• **TASK 1**: List every passage of the excerpt about the Langtang evacuation that appears inside quotation marks.
• **TASK 2**:
Using the excerpt about the Langtang evacuation, answer these questions:
(a) What injury had Jim Watt suffered?
(b) How many helicopters flew in the next morning?
(c) What was wrong with the satellite phone at the outpost?
• **TASK 3**:
Decide whether each statement agrees with the excerpt about the Langtang evacuation, and support each answer with the deciding words of the text:
(a) Cell service kept working after the disaster.
(b) Travelers stuck in camp arranged a deal to evacuate the sick and injured first.
(c) Jim Watt left on one of the first flights.

• **SELECTED EXTRACT**:
● ● ● ● ● ● ●

The Nepali soldiers “were able to cook up some weird rice stuff,” said Davenport. “Hot tea came around.” That was a godsend, he said, because, “we were freezing our asses off.”

Overwhelmed, the Nepali army struggled to meet everyone’s needs. There was no way to communicate, said Davenport. Cell service was down, and a solar-powered satellite phone at the outpost was uncharged.

Rush for helicopters

The next morning, two helicopters flew in.

Jim Watt, who had broken his leg, made it out on one of the first flights.

But a desperate situation became tense.

“It was total chaos,” said Davenport. “The locals would force their way on (to the aid helicopters) and the army couldn’t or didn’t stop it.”

The next day travelers stuck in camp brokered a deal to prioritize evacuating the sick and injured. Still, almost every helicopter landing brought a rush, and a fight, to get aboard.

Meanwhile, Nepalis periodically climbed toward Langtang Village to check on friends and relatives.

“They didn’t want to believe it had been destroyed,” said Davenport.

● ● ● ● ● ● ●

• **DATA**:
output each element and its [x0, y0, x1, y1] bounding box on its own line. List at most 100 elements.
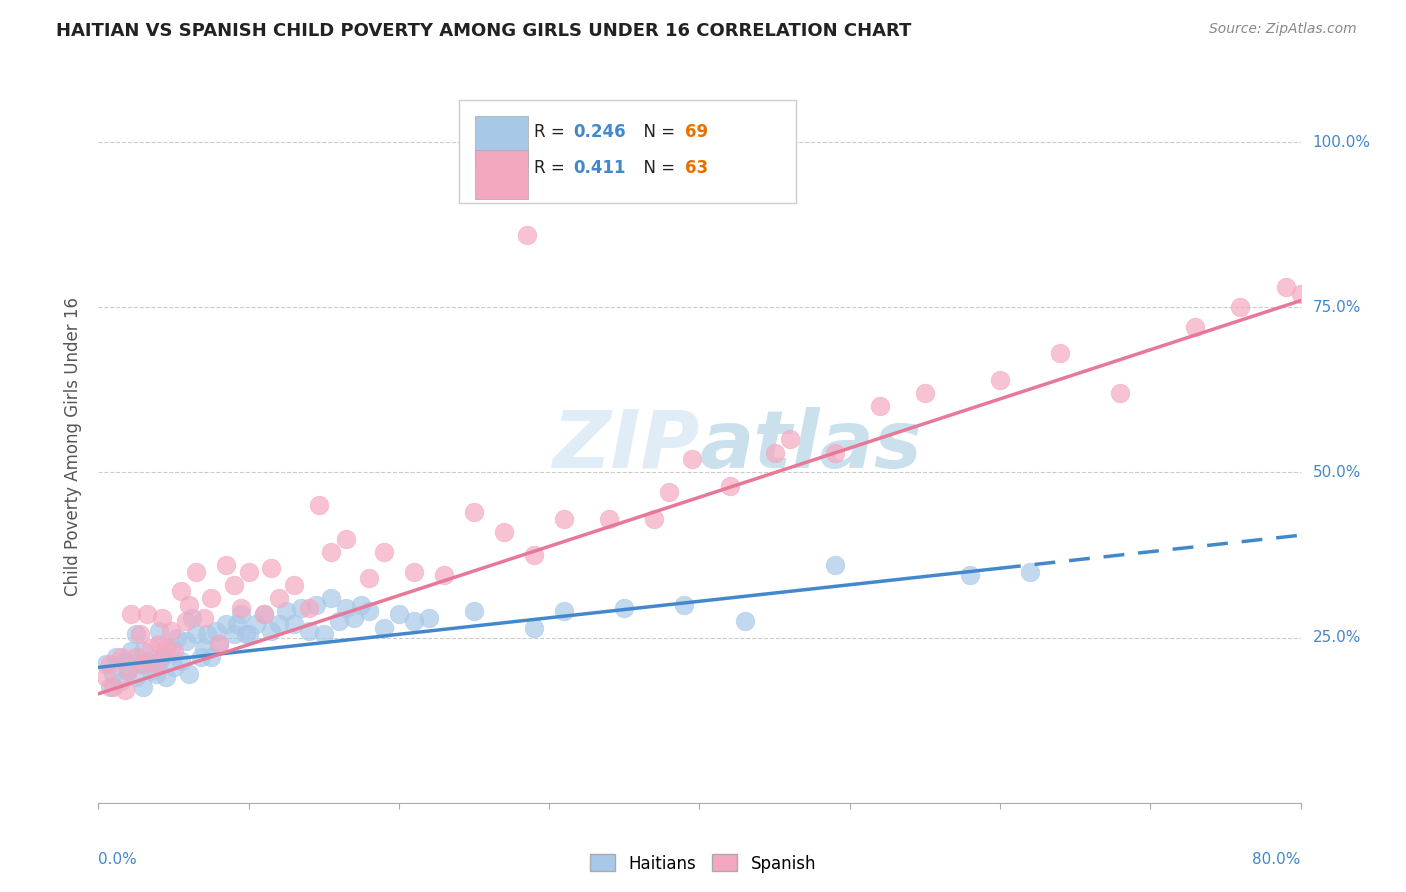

● ● ● ● ● ● ●

• **OUTPUT 1**:
- were able to cook up some weird rice stuff
- Hot tea came around.
- we were freezing our asses off.
- It was total chaos
- The locals would force their way on (to the aid helicopters) and the army couldn't or didn't stop it.
- They didn't want to believe it had been destroyed

• **OUTPUT 2**:
(a) He had broken his leg.
(b) Two helicopters flew in.
(c) It was uncharged.

• **OUTPUT 3**:
(a) No: "Cell service was down"
(b) Yes: "travelers stuck in camp brokered a deal to prioritize evacuating the sick and injured"
(c) Yes: "made it out on one of the first flights"